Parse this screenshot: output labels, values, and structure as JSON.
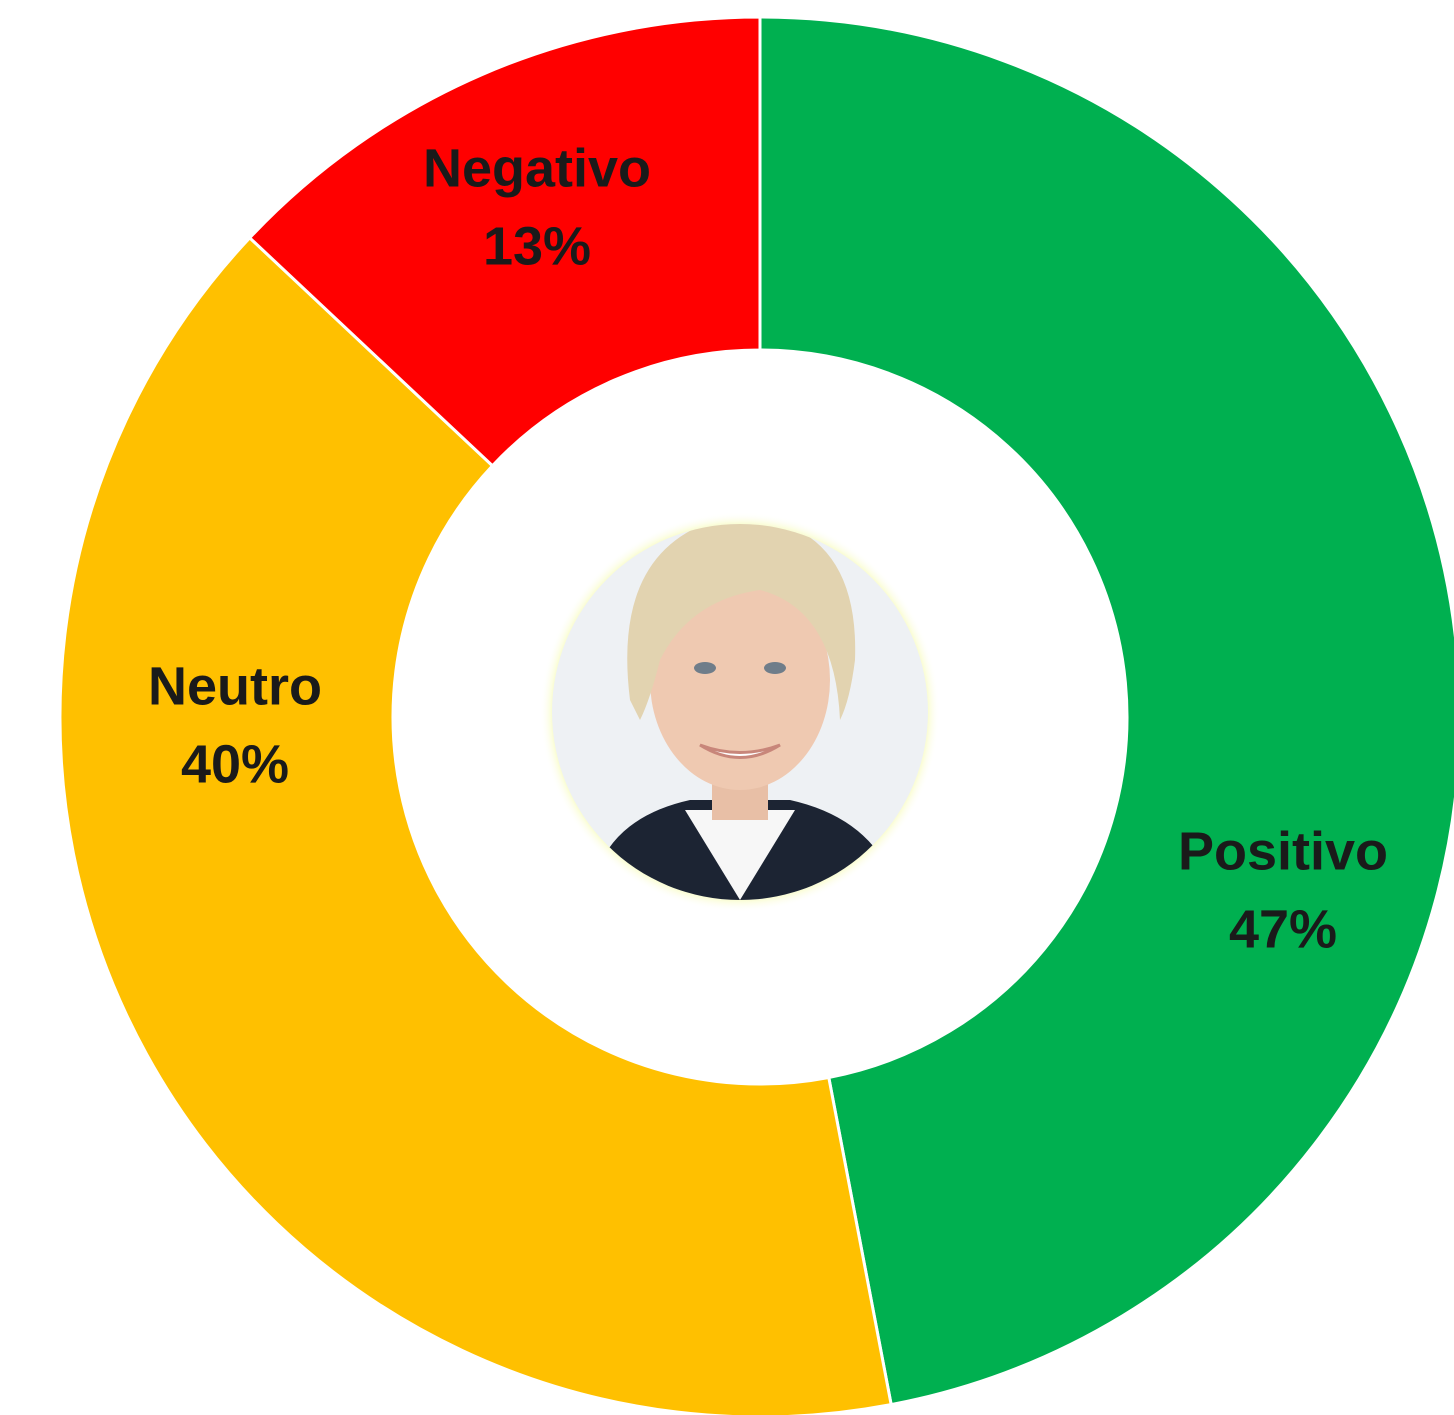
{
  "chart_data": {
    "type": "donut",
    "categories": [
      "Positivo",
      "Neutro",
      "Negativo"
    ],
    "values": [
      47,
      40,
      13
    ],
    "value_labels": [
      "47%",
      "40%",
      "13%"
    ],
    "colors": [
      "#00b050",
      "#ffc000",
      "#ff0000"
    ]
  }
}
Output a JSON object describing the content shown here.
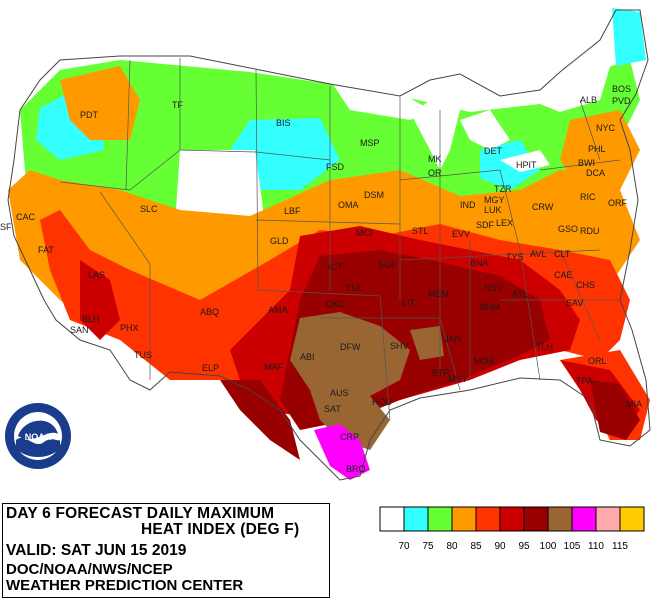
{
  "title": {
    "line1": "DAY 6 FORECAST DAILY MAXIMUM",
    "line2": "HEAT  INDEX (DEG F)",
    "valid": "VALID: SAT JUN 15 2019",
    "agency": "DOC/NOAA/NWS/NCEP",
    "center": "WEATHER PREDICTION CENTER"
  },
  "logo": {
    "text": "NOAA",
    "icon": "noaa-logo-icon"
  },
  "legend": {
    "bins": [
      {
        "color": "#ffffff"
      },
      {
        "color": "#33ffff"
      },
      {
        "color": "#66ff33"
      },
      {
        "color": "#ff9900"
      },
      {
        "color": "#ff3300"
      },
      {
        "color": "#cc0000"
      },
      {
        "color": "#990000"
      },
      {
        "color": "#996633"
      },
      {
        "color": "#ff00ff"
      },
      {
        "color": "#ffaaaa"
      },
      {
        "color": "#ffcc00"
      }
    ],
    "labels": [
      "70",
      "75",
      "80",
      "85",
      "90",
      "95",
      "100",
      "105",
      "110",
      "115"
    ]
  },
  "map_colors": {
    "le70": "#ffffff",
    "c75": "#33ffff",
    "c80": "#66ff33",
    "c85": "#ff9900",
    "c90": "#ff3300",
    "c95": "#cc0000",
    "c100": "#990000",
    "c105": "#996633",
    "c110": "#ff00ff",
    "water": "#ffffff"
  },
  "cities": [
    {
      "name": "PDT"
    },
    {
      "name": "TF"
    },
    {
      "name": "BIS"
    },
    {
      "name": "MSP"
    },
    {
      "name": "MK"
    },
    {
      "name": "DET"
    },
    {
      "name": "HPIT"
    },
    {
      "name": "ALB"
    },
    {
      "name": "BOS"
    },
    {
      "name": "PVD"
    },
    {
      "name": "NYC"
    },
    {
      "name": "PHL"
    },
    {
      "name": "BWI"
    },
    {
      "name": "DCA"
    },
    {
      "name": "RIC"
    },
    {
      "name": "ORF"
    },
    {
      "name": "FSD"
    },
    {
      "name": "OR"
    },
    {
      "name": "TZR"
    },
    {
      "name": "MGY"
    },
    {
      "name": "LUK"
    },
    {
      "name": "CRW"
    },
    {
      "name": "SLC"
    },
    {
      "name": "LBF"
    },
    {
      "name": "OMA"
    },
    {
      "name": "DSM"
    },
    {
      "name": "IND"
    },
    {
      "name": "SDF"
    },
    {
      "name": "LEX"
    },
    {
      "name": "GSO"
    },
    {
      "name": "RDU"
    },
    {
      "name": "CAC"
    },
    {
      "name": "SF"
    },
    {
      "name": "GLD"
    },
    {
      "name": "MCI"
    },
    {
      "name": "STL"
    },
    {
      "name": "EVV"
    },
    {
      "name": "FAT"
    },
    {
      "name": "LAS"
    },
    {
      "name": "ICT"
    },
    {
      "name": "SGF"
    },
    {
      "name": "BNA"
    },
    {
      "name": "TYS"
    },
    {
      "name": "AVL"
    },
    {
      "name": "CLT"
    },
    {
      "name": "CAE"
    },
    {
      "name": "CHS"
    },
    {
      "name": "SAV"
    },
    {
      "name": "TUL"
    },
    {
      "name": "LIT"
    },
    {
      "name": "MEM"
    },
    {
      "name": "HSV"
    },
    {
      "name": "BHM"
    },
    {
      "name": "ATL"
    },
    {
      "name": "ABQ"
    },
    {
      "name": "AMA"
    },
    {
      "name": "OKC"
    },
    {
      "name": "BLH"
    },
    {
      "name": "PHX"
    },
    {
      "name": "SAN"
    },
    {
      "name": "DFW"
    },
    {
      "name": "SHV"
    },
    {
      "name": "JAN"
    },
    {
      "name": "TUS"
    },
    {
      "name": "ELP"
    },
    {
      "name": "MAF"
    },
    {
      "name": "ABI"
    },
    {
      "name": "MOB"
    },
    {
      "name": "TLH"
    },
    {
      "name": "BTR"
    },
    {
      "name": "MSY"
    },
    {
      "name": "ORL"
    },
    {
      "name": "TPA"
    },
    {
      "name": "MIA"
    },
    {
      "name": "AUS"
    },
    {
      "name": "SAT"
    },
    {
      "name": "HOU"
    },
    {
      "name": "CRP"
    },
    {
      "name": "BRO"
    }
  ]
}
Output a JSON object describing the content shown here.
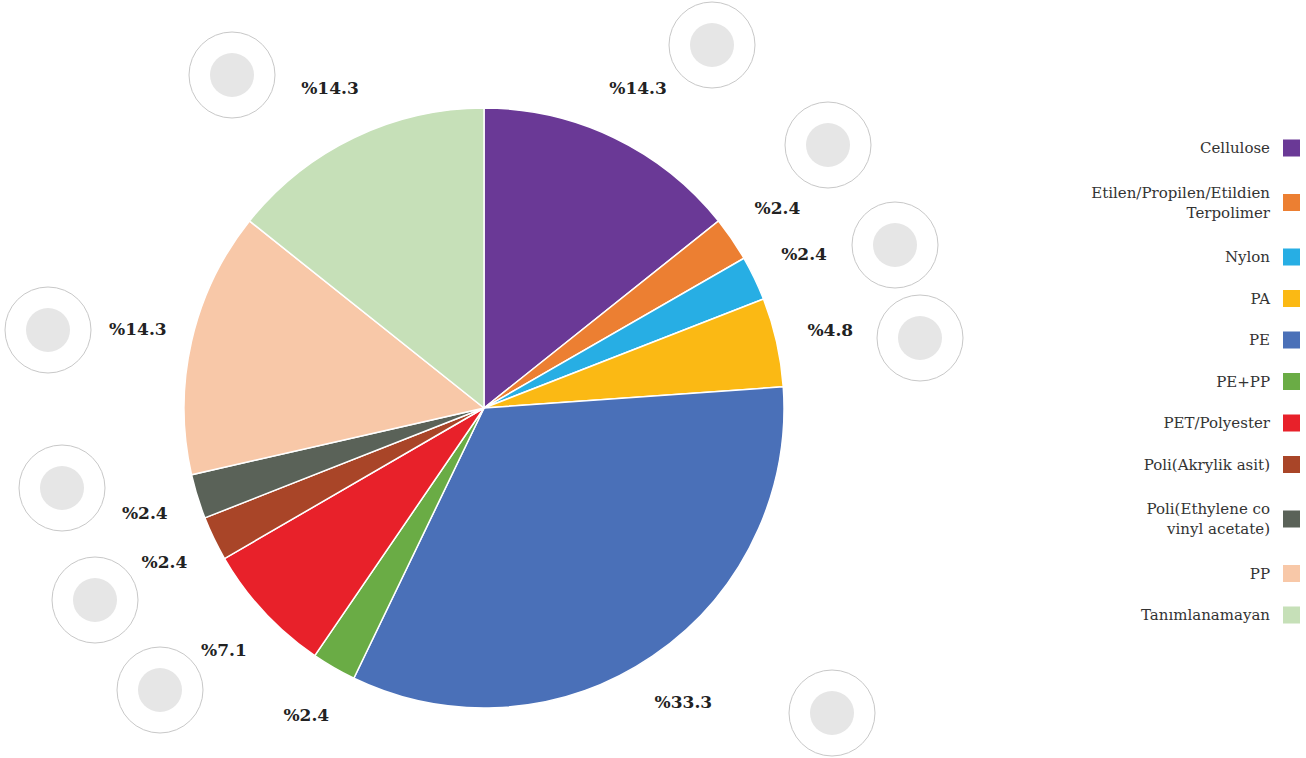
{
  "chart_data": {
    "type": "pie",
    "categories": [
      "Cellulose",
      "Etilen/Propilen/Etildien Terpolimer",
      "Nylon",
      "PA",
      "PE",
      "PE+PP",
      "PET/Polyester",
      "Poli(Akrylik asit)",
      "Poli(Ethylene co vinyl acetate)",
      "PP",
      "Tanımlanamayan"
    ],
    "values": [
      14.3,
      2.4,
      2.4,
      4.8,
      33.3,
      2.4,
      7.1,
      2.4,
      2.4,
      14.3,
      14.3
    ],
    "value_labels": [
      "%14.3",
      "%2.4",
      "%2.4",
      "%4.8",
      "%33.3",
      "%2.4",
      "%7.1",
      "%2.4",
      "%2.4",
      "%14.3",
      "%14.3"
    ],
    "colors": [
      "#6a3996",
      "#ec7f32",
      "#27aee4",
      "#fbb914",
      "#4a70b8",
      "#6aac45",
      "#e8212a",
      "#a94528",
      "#5a6258",
      "#f8c8a8",
      "#c6e0b8"
    ],
    "data_labels": true,
    "legend": "right"
  }
}
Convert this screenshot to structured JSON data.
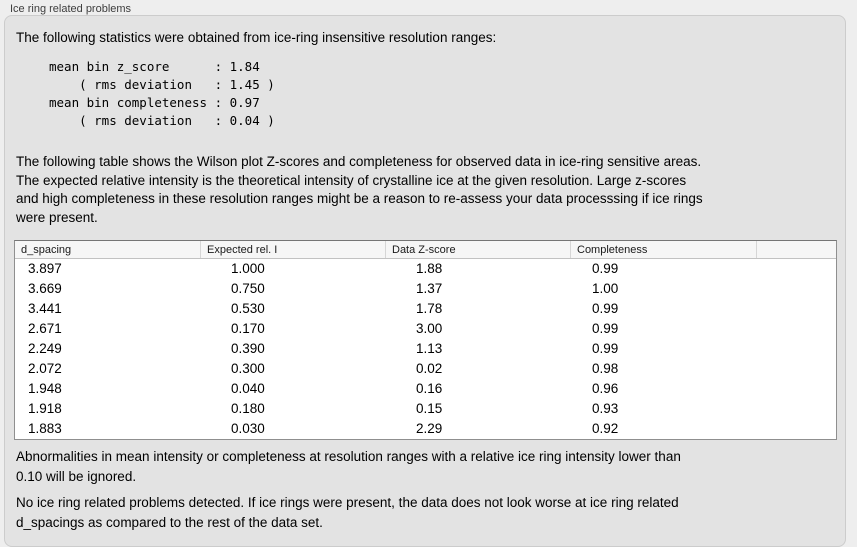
{
  "group": {
    "label": "Ice ring related problems"
  },
  "stats": {
    "intro": "The following statistics were obtained from ice-ring insensitive resolution ranges:",
    "block": "mean bin z_score      : 1.84\n    ( rms deviation   : 1.45 )\nmean bin completeness : 0.97\n    ( rms deviation   : 0.04 )"
  },
  "table_intro": "The following table shows the Wilson plot Z-scores and completeness for observed data in ice-ring sensitive areas.\nThe expected relative intensity is the theoretical intensity of crystalline ice at the given resolution. Large z-scores\nand high completeness in these resolution ranges might be a reason to re-assess your data processsing if ice rings\nwere present.",
  "table": {
    "columns": [
      "d_spacing",
      "Expected rel. I",
      "Data Z-score",
      "Completeness"
    ],
    "rows": [
      {
        "d_spacing": "3.897",
        "expected_rel_i": "1.000",
        "data_z_score": "1.88",
        "completeness": "0.99"
      },
      {
        "d_spacing": "3.669",
        "expected_rel_i": "0.750",
        "data_z_score": "1.37",
        "completeness": "1.00"
      },
      {
        "d_spacing": "3.441",
        "expected_rel_i": "0.530",
        "data_z_score": "1.78",
        "completeness": "0.99"
      },
      {
        "d_spacing": "2.671",
        "expected_rel_i": "0.170",
        "data_z_score": "3.00",
        "completeness": "0.99"
      },
      {
        "d_spacing": "2.249",
        "expected_rel_i": "0.390",
        "data_z_score": "1.13",
        "completeness": "0.99"
      },
      {
        "d_spacing": "2.072",
        "expected_rel_i": "0.300",
        "data_z_score": "0.02",
        "completeness": "0.98"
      },
      {
        "d_spacing": "1.948",
        "expected_rel_i": "0.040",
        "data_z_score": "0.16",
        "completeness": "0.96"
      },
      {
        "d_spacing": "1.918",
        "expected_rel_i": "0.180",
        "data_z_score": "0.15",
        "completeness": "0.93"
      },
      {
        "d_spacing": "1.883",
        "expected_rel_i": "0.030",
        "data_z_score": "2.29",
        "completeness": "0.92"
      }
    ]
  },
  "notes": {
    "ignore": "Abnormalities in mean intensity or completeness at resolution ranges with a relative ice ring intensity lower than\n0.10 will be ignored.",
    "conclusion": "No ice ring related problems detected. If ice rings were present, the data does not look worse at ice ring related\nd_spacings as compared to the rest of the data set."
  }
}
----------------
Exercise requirements:
Take every line that includes the string "related" and copy it.

In response:
    "label": "Ice ring related problems"
    "conclusion": "No ice ring related problems detected. If ice rings were present, the data does not look worse at ice ring related\nd_spacings as compared to the rest of the data set."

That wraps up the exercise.